** TEKS YANG DIBERIKAN **

════

JAKARTA, GRESNEWS.COM - Polemik mengenai terpilihnya Suhartoyo sebagai Hakim Konstitusi terus bergulir. Bahkan, "gara-gara" Suhartoyo, hubungan kedua lembaga negara Mahkamah Agung (MA) dan Komisi Yudisial (KY) semakin memanas. Hal ini diperparah pernyataan Wakil Ketua MA Suwardi yang meminta KY menghormati keputusan MA dalam memilih Suhartoyo.

Kontan saja, pernyataan itu langsung dikecam Ketua Bidang Pengawasan Hakim dan Investigasi KY Eman Suparman. Menurut Eman, pernyataan Suwardi itu salah kaprah. Sebab, seharusnya sebagai lembaga pengawas, KY memang bertugas melakukan pengawasan dan investigasi kepada para Hakim.

"Harusnya MA yang menghormati KY, kok jadi terbalik. Dia masih belum clear (bersih)," kata Eman kepada Gresnews.com, Minggu (7/12).

Apalagi, kata Eman, MA yang meminta lembaganya untuk memberikan masukan dan investigasi untuk mencari calon hakim konstitusi. Dan dari hasil investigasi tersebut Suhartoyo diduga melakukan pelanggaran kode etik dan tidak pantas menjadi hakim konstitusi.

Eman menambahkan, KY tidak pernah berniat menghalangi bahkan tidak menghormati keputusan MA dalam memilih calon hakim konstitusi. Asalkan, para calon tersebut memang terbukti bersih dan tidak terlibat pelanggaran apapun termasuk kode etik.

"Jangan kemudian dibalik begitu, siapa yang tidak menghormati. Kalau orangnya bersih, kami tidak masalah. Tapi kalau tidak clear, inikan yang jadi pertanyaan. Enggak cuma KY, juga jadi pertanyaan masyarakat," tegasnya.

Eman menambahkan, terpilihnya Suhartoyo semakin diragukan karena dalam proses seleksi MA tidak melibatkan ahli konstitusi. Tetapi hanya melibatkan internalnya sendiri dalam mengambil keputusan. Menurutnya, pemilihan ini juga terkesan setengah hati.

Namun, Eman mengaku belum mengetahui tindak lanjut yang akan dilakukan terkait pernyataan Suwardi tersebut. Tetapi ia mengklaim akan melakukan rapat internal dengan para petinggi KY untuk menentukan langkah selanjutnya.

Saat ditanya apakah ada indikasi Suhartoyo menerima suatu hadiah atau janji dari pihak lain, ia enggan mengungkapkannya. Tetapi, KY menemukan indikasi kejanggalan karena Suhartoyo pernah bepergian ke Singapura pulang pergi dalam kurun waktu satu hari ketika menangani perkara Sudijono Timan.

"Kalau itu (terima suap) saya tidak berani bilang. Tapi pernah dia bolak-balik ke Singapura hanya jangka waktu satu hari ketika PK (Peninjauan Kembali) Sudjiono Timan," cetusnya.

════

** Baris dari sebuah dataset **
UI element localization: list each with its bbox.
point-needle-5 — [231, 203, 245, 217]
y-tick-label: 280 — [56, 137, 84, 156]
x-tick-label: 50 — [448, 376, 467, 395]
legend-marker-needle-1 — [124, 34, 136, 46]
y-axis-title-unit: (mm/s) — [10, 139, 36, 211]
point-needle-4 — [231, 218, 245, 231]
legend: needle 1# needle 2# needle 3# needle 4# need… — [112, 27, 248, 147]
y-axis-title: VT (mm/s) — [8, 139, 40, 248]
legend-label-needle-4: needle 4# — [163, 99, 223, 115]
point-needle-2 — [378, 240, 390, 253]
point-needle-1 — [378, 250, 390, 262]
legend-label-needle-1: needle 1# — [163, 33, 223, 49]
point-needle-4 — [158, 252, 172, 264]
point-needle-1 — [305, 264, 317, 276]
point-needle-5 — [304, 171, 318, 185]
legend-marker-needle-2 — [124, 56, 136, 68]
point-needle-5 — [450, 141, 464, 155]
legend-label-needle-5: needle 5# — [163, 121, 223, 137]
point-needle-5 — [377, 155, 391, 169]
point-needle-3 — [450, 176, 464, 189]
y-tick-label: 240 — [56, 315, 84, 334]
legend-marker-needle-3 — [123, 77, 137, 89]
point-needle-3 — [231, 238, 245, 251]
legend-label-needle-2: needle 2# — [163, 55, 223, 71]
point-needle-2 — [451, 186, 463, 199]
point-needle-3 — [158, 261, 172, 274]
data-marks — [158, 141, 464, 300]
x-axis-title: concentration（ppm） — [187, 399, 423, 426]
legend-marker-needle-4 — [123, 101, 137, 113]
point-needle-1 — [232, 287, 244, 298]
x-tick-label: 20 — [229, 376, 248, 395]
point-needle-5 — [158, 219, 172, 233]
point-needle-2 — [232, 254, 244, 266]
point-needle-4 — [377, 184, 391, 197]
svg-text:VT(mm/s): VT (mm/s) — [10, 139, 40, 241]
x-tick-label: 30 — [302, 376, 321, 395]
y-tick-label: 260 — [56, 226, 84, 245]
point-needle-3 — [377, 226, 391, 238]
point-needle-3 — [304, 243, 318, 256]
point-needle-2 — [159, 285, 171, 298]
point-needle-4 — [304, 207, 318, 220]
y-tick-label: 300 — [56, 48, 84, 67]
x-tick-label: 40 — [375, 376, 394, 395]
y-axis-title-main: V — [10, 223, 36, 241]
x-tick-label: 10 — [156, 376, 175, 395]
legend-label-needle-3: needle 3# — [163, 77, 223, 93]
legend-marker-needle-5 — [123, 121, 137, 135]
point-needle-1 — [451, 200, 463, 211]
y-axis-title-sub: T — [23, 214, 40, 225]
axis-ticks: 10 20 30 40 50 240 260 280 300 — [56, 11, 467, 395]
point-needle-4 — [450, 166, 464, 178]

════

** TUGAS YANG DIBERIKAN 1 **
Dalam berita tentang terpilihnya Suhartoyo sebagai hakim konstitusi, siapa yang meminta KY menghormati keputusan MA memilih Suhartoyo?
** TUGAS YANG DIBERIKAN 2 **
Lanjutkan berita tentang polemik terpilihnya Suhartoyo sebagai hakim konstitusi, mulai setelah kalimat terakhirnya.

** JAWABAN TERTULIS 1 **
Wakil Ketua MA Suwardi.

** JAWABAN TERTULIS 2 **
Pelanggaran yang dilakukan Suhartoyo menurut investigasi KY hanya sebatas kode etik. Eman menjelaskan, Suhartoyo mengajukan Peninjauan Kembali (PK) atas nama terdakwa Sudjiono Timan. Padahal, Sudjiono tengah buron saat Kejaksaan hendak mengeksekusi Sudjiono yang divonis 15 tahun penjara dan denda Rp50 juta serta uang pengganti Rp369 miliar.

"Dia (Suhartoyo) kan melanjutkan PK-nya Sudjiono Timan, padahal tidak melaksanakan pidananya. PK itu hak, orang yang minta hak apabila sedang melaksanakan kewajiban. Karena sedang kabur, tidak menjalani pidana, kok minta hak," imbuhnya.

Mahkamah Agung sebelumnya memang meminta Komisi Yudisial menghormati keputusan MA memilih Suhartoyo menjadi hakim konstitusi. Wakil Ketua MA Suwardi mengatakan kedua lembaga tersebut memiliki kewenangan sendiri-sendiri, oleh karena itu ia meminta KY untuk tidak menggugat keputusan lembaganya.

"Sebagai sesama lembaga negara, antara MA dan KY sebaiknya saling menghormati sesuai kewenangan masing-masing," kata Suwardi, Minggu (7/12).

Hakim tinggi pada Pengadilan Tinggi (PT) Denpasar itu terpilih usai mengikuti seleksi tertulis dan wawancara tertutup dan menyisihkan 7 calon lainnya, termasuk hakim konstitusi Ahmad Fadhlil. Terpilihnya Suhartoyo mengagetkan KY karena pihak KY tengah menyidik Suhartoyo dan meminta Presiden Joko Widodo untuk tidak melantik Suhartoyo. Hal itu ditampik Suwardi yang juga Ketua Pansel pemilihan tersebut.

"Menurut saya tidak beralasan karena yang bersangkutan sudah lulus seleksi dan berdasarkan data di Badan Pengawas sampai saat ini tidak ada pelanggaran kode etik yang dilakukan yang bersangkutan," ujar Suwardi.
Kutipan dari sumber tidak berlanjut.